# start of Data in this exercise

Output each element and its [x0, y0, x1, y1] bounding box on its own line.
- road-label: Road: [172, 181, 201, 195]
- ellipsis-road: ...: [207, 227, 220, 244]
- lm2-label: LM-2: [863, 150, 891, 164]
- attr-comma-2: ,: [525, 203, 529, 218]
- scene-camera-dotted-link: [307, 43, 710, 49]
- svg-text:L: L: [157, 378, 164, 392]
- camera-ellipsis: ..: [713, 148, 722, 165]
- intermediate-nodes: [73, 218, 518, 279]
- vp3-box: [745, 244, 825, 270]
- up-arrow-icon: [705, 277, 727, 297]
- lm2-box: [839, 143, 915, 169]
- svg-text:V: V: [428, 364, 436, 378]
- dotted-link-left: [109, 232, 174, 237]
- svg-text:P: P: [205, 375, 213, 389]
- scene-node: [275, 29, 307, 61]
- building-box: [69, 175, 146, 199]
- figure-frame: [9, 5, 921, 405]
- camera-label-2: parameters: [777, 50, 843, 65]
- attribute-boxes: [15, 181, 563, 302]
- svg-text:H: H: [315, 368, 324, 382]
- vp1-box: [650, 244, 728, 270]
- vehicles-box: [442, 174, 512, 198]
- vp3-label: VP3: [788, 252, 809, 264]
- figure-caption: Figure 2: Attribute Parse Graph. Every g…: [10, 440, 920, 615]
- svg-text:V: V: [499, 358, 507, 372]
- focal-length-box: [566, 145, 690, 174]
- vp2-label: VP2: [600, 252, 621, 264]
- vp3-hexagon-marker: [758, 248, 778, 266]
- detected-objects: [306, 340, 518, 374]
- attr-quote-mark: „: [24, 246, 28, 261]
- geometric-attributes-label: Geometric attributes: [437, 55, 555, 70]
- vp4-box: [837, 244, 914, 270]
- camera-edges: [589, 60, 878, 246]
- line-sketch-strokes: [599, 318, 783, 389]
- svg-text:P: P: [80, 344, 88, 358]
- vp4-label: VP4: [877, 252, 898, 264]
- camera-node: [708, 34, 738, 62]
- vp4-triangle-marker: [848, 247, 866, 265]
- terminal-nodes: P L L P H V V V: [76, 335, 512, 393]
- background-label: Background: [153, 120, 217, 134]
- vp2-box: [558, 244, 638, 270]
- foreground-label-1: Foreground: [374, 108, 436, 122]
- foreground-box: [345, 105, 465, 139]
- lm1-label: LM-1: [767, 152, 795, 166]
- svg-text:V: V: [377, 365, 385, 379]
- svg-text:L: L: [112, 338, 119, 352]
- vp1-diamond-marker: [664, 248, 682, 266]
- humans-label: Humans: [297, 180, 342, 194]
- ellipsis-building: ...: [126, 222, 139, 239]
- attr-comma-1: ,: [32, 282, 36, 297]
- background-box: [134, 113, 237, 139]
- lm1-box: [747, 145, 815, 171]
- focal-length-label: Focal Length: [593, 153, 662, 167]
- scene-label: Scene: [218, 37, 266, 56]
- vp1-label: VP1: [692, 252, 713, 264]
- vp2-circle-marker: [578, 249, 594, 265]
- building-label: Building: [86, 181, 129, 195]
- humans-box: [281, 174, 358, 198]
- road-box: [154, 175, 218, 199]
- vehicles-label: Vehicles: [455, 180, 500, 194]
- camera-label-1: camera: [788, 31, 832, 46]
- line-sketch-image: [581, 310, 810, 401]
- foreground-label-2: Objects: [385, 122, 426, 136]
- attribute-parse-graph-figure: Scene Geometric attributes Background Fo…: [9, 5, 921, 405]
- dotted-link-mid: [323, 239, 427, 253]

# end of Data in this exercise

The task: Update all of the items above by changing "parameters" to "settings". Leave every other part of every line unchanged.

Solution below:
Output each element and its [x0, y0, x1, y1] bounding box on its own line.
- road-label: Road: [172, 181, 201, 195]
- ellipsis-road: ...: [207, 227, 220, 244]
- lm2-label: LM-2: [863, 150, 891, 164]
- attr-comma-2: ,: [525, 203, 529, 218]
- scene-camera-dotted-link: [307, 43, 710, 49]
- svg-text:L: L: [157, 378, 164, 392]
- camera-ellipsis: ..: [713, 148, 722, 165]
- intermediate-nodes: [73, 218, 518, 279]
- vp3-box: [745, 244, 825, 270]
- up-arrow-icon: [705, 277, 727, 297]
- lm2-box: [839, 143, 915, 169]
- svg-text:V: V: [428, 364, 436, 378]
- dotted-link-left: [109, 232, 174, 237]
- svg-text:P: P: [205, 375, 213, 389]
- scene-node: [275, 29, 307, 61]
- building-box: [69, 175, 146, 199]
- figure-frame: [9, 5, 921, 405]
- camera-label-2: settings: [777, 50, 843, 65]
- attribute-boxes: [15, 181, 563, 302]
- svg-text:H: H: [315, 368, 324, 382]
- vp1-box: [650, 244, 728, 270]
- vehicles-box: [442, 174, 512, 198]
- vp3-label: VP3: [788, 252, 809, 264]
- figure-caption: Figure 2: Attribute Parse Graph. Every g…: [10, 440, 920, 615]
- svg-text:V: V: [499, 358, 507, 372]
- focal-length-box: [566, 145, 690, 174]
- vp2-label: VP2: [600, 252, 621, 264]
- vp3-hexagon-marker: [758, 248, 778, 266]
- detected-objects: [306, 340, 518, 374]
- attr-quote-mark: „: [24, 246, 28, 261]
- geometric-attributes-label: Geometric attributes: [437, 55, 555, 70]
- vp4-box: [837, 244, 914, 270]
- camera-edges: [589, 60, 878, 246]
- line-sketch-strokes: [599, 318, 783, 389]
- svg-text:P: P: [80, 344, 88, 358]
- vp4-label: VP4: [877, 252, 898, 264]
- camera-node: [708, 34, 738, 62]
- vp4-triangle-marker: [848, 247, 866, 265]
- terminal-nodes: P L L P H V V V: [76, 335, 512, 393]
- background-label: Background: [153, 120, 217, 134]
- vp2-box: [558, 244, 638, 270]
- foreground-label-1: Foreground: [374, 108, 436, 122]
- foreground-box: [345, 105, 465, 139]
- lm1-label: LM-1: [767, 152, 795, 166]
- svg-text:V: V: [377, 365, 385, 379]
- svg-text:L: L: [112, 338, 119, 352]
- vp1-diamond-marker: [664, 248, 682, 266]
- humans-label: Humans: [297, 180, 342, 194]
- ellipsis-building: ...: [126, 222, 139, 239]
- attr-comma-1: ,: [32, 282, 36, 297]
- background-box: [134, 113, 237, 139]
- lm1-box: [747, 145, 815, 171]
- focal-length-label: Focal Length: [593, 153, 662, 167]
- scene-label: Scene: [218, 37, 266, 56]
- vp1-label: VP1: [692, 252, 713, 264]
- vp2-circle-marker: [578, 249, 594, 265]
- building-label: Building: [86, 181, 129, 195]
- humans-box: [281, 174, 358, 198]
- road-box: [154, 175, 218, 199]
- vehicles-label: Vehicles: [455, 180, 500, 194]
- camera-label-1: camera: [788, 31, 832, 46]
- line-sketch-image: [581, 310, 810, 401]
- foreground-label-2: Objects: [385, 122, 426, 136]
- attribute-parse-graph-figure: Scene Geometric attributes Background Fo…: [9, 5, 921, 405]
- dotted-link-mid: [323, 239, 427, 253]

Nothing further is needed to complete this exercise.